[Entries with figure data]

☆ ☆ ☆ ☆

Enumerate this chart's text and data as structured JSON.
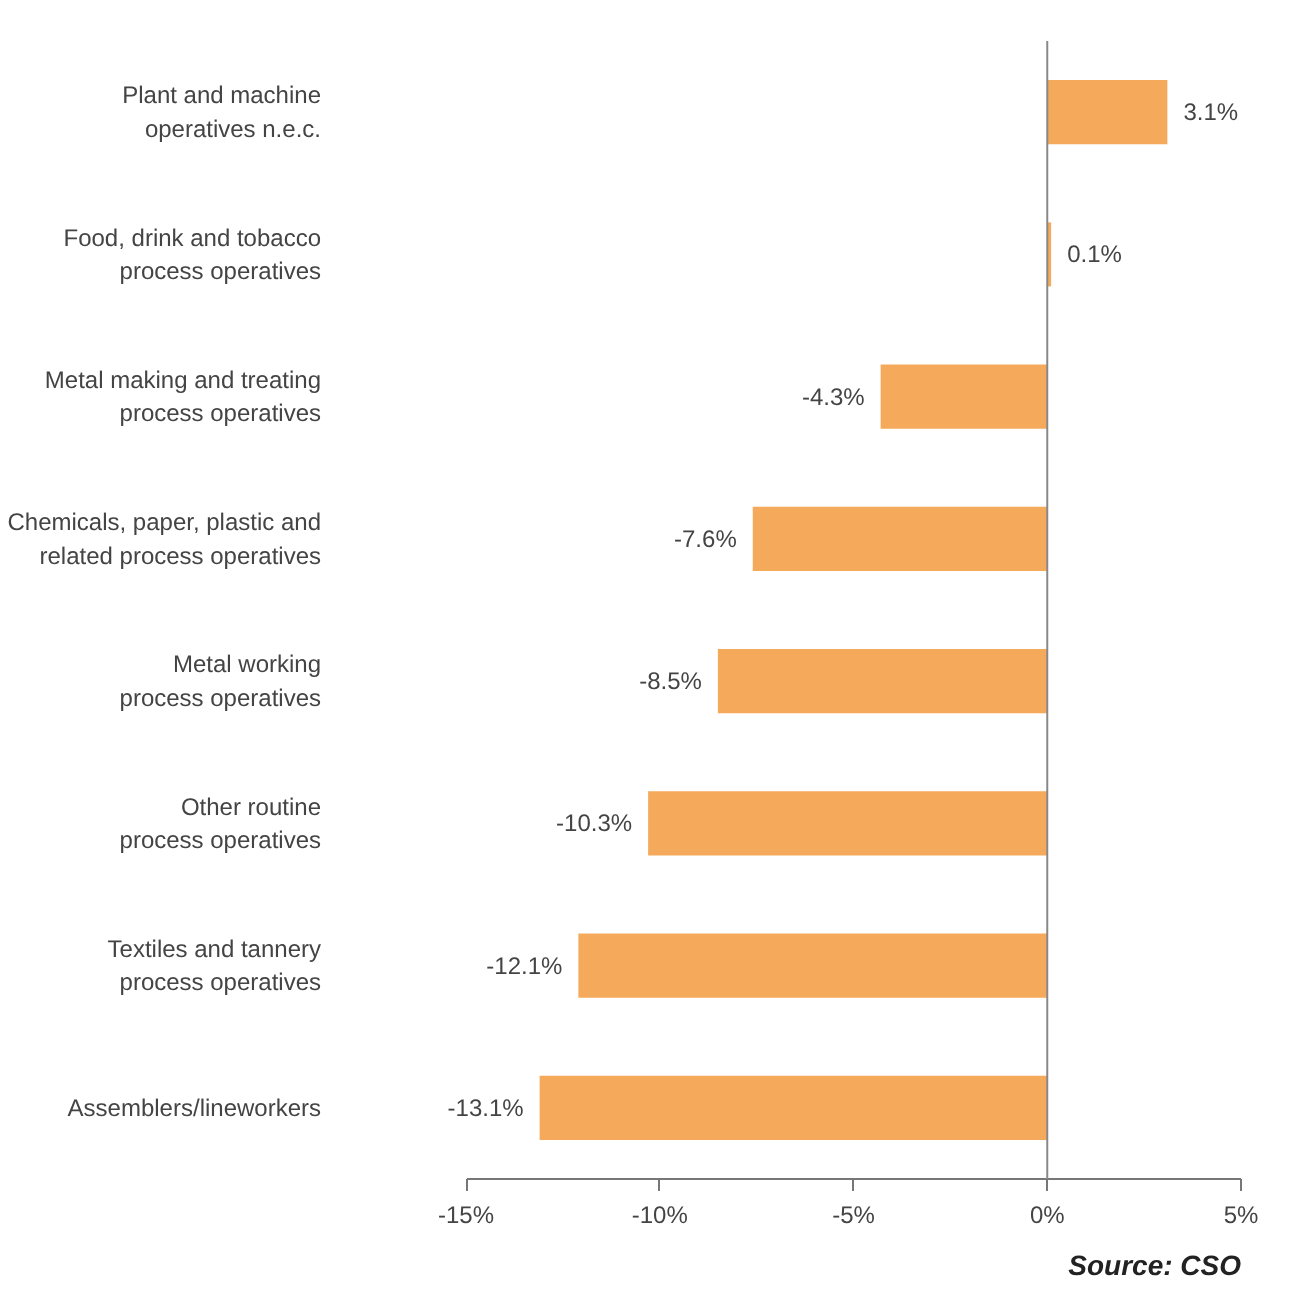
{
  "chart_data": {
    "type": "bar",
    "orientation": "horizontal",
    "categories": [
      "Plant and machine\noperatives n.e.c.",
      "Food, drink and tobacco\nprocess operatives",
      "Metal making and treating\nprocess operatives",
      "Chemicals, paper, plastic and\nrelated process operatives",
      "Metal working\nprocess operatives",
      "Other routine\nprocess operatives",
      "Textiles and tannery\nprocess operatives",
      "Assemblers/lineworkers"
    ],
    "series": [
      {
        "color": "#f5a95a",
        "values": [
          3.1,
          0.1,
          -4.3,
          -7.6,
          -8.5,
          -10.3,
          -12.1,
          -13.1
        ],
        "value_labels": [
          "3.1%",
          "0.1%",
          "-4.3%",
          "-7.6%",
          "-8.5%",
          "-10.3%",
          "-12.1%",
          "-13.1%"
        ]
      }
    ],
    "xlim": [
      -15,
      5
    ],
    "xticks": [
      {
        "value": -15,
        "label": "-15%"
      },
      {
        "value": -10,
        "label": "-10%"
      },
      {
        "value": -5,
        "label": "-5%"
      },
      {
        "value": 0,
        "label": "0%"
      },
      {
        "value": 5,
        "label": "5%"
      }
    ],
    "ref_lines": [
      {
        "axis": "x",
        "value": 0,
        "color": "#888888"
      }
    ],
    "grid": false,
    "annotations": [
      "Source: CSO"
    ]
  }
}
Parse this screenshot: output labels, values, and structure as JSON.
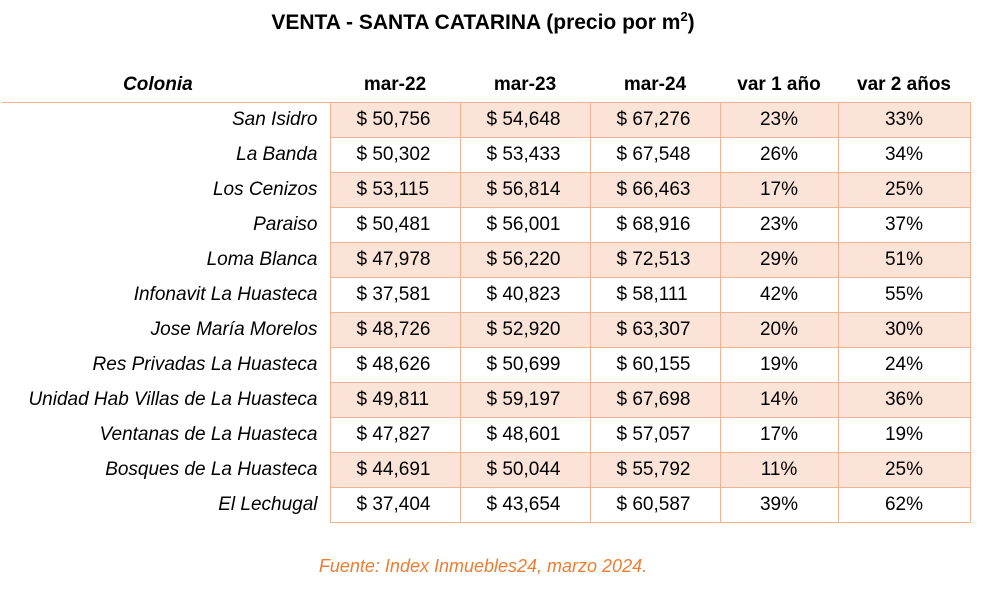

☆ ☆ ☆ ☆

Pictures in the records above should not be copied. Repeat everything else exactly.

_WRITTEN ANSWER_
Enumerate this chart's text and data as structured JSON.
{
  "chart_data": {
    "type": "bar",
    "orientation": "horizontal",
    "categories": [
      "Plant and machine\noperatives n.e.c.",
      "Food, drink and tobacco\nprocess operatives",
      "Metal making and treating\nprocess operatives",
      "Chemicals, paper, plastic and\nrelated process operatives",
      "Metal working\nprocess operatives",
      "Other routine\nprocess operatives",
      "Textiles and tannery\nprocess operatives",
      "Assemblers/lineworkers"
    ],
    "series": [
      {
        "color": "#f5a95a",
        "values": [
          3.1,
          0.1,
          -4.3,
          -7.6,
          -8.5,
          -10.3,
          -12.1,
          -13.1
        ],
        "value_labels": [
          "3.1%",
          "0.1%",
          "-4.3%",
          "-7.6%",
          "-8.5%",
          "-10.3%",
          "-12.1%",
          "-13.1%"
        ]
      }
    ],
    "xlim": [
      -15,
      5
    ],
    "xticks": [
      {
        "value": -15,
        "label": "-15%"
      },
      {
        "value": -10,
        "label": "-10%"
      },
      {
        "value": -5,
        "label": "-5%"
      },
      {
        "value": 0,
        "label": "0%"
      },
      {
        "value": 5,
        "label": "5%"
      }
    ],
    "ref_lines": [
      {
        "axis": "x",
        "value": 0,
        "color": "#888888"
      }
    ],
    "grid": false,
    "annotations": [
      "Source: CSO"
    ]
  }
}
Parse this screenshot: output labels, values, and structure as JSON.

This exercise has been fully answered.